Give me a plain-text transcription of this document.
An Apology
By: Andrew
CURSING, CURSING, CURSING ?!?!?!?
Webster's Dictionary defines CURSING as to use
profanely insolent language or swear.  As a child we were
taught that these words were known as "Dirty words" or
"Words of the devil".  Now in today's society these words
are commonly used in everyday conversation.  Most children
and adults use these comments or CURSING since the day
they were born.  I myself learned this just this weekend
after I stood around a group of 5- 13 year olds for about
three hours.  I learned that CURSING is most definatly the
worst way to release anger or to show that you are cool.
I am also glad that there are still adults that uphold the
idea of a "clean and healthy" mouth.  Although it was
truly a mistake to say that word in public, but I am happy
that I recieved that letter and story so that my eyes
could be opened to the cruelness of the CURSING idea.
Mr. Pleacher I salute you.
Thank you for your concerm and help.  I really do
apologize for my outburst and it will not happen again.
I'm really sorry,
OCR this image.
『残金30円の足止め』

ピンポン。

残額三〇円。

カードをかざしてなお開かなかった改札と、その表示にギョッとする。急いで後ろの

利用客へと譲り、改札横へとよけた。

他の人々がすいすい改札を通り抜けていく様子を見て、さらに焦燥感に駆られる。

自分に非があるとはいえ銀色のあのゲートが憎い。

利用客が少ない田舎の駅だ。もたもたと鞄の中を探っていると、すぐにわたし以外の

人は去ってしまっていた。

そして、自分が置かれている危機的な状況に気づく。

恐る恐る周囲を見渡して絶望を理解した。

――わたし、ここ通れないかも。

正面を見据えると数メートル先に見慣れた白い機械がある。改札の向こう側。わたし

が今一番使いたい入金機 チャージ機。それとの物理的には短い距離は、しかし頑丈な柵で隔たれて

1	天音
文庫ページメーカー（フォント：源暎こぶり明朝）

-=-=-

Retype the listing. Match it exactly.

[THE REPLY]
Give me a plain-text transcription of this document.
An Apology
By: Andrew
CURSING, CURSING, CURSING ?!?!?!?
Webster's Dictionary defines CURSING as to use
profanely insolent language or swear.  As a child we were
taught that these words were known as "Dirty words" or
"Words of the devil".  Now in today's society these words
are commonly used in everyday conversation.  Most children
and adults use these comments or CURSING since the day
they were born.  I myself learned this just this weekend
after I stood around a group of 5- 13 year olds for about
three hours.  I learned that CURSING is most definatly the
worst way to release anger or to show that you are cool.
I am also glad that there are still adults that uphold the
idea of a "clean and healthy" mouth.  Although it was
truly a mistake to say that word in public, but I am happy
that I recieved that letter and story so that my eyes
could be opened to the cruelness of the CURSING idea.
Mr. Pleacher I salute you.
Thank you for your concerm and help.  I really do
apologize for my outburst and it will not happen again.
I'm really sorry,
OCR this image.
『残金30円の足止め』

ピンポン。

残額三〇円。

カードをかざしてなお開かなかった改札と、その表示にギョッとする。急いで後ろの

利用客へと譲り、改札横へとよけた。

他の人々がすいすい改札を通り抜けていく様子を見て、さらに焦燥感に駆られる。

自分に非があるとはいえ銀色のあのゲートが憎い。

利用客が少ない田舎の駅だ。もたもたと鞄の中を探っていると、すぐにわたし以外の

人は去ってしまっていた。

そして、自分が置かれている危機的な状況に気づく。

恐る恐る周囲を見渡して絶望を理解した。

――わたし、ここ通れないかも。

正面を見据えると数メートル先に見慣れた白い機械がある。改札の向こう側。わたし

が今一番使いたい入金機 チャージ機。それとの物理的には短い距離は、しかし頑丈な柵で隔たれて

1	天音
文庫ページメーカー（フォント：源暎こぶり明朝）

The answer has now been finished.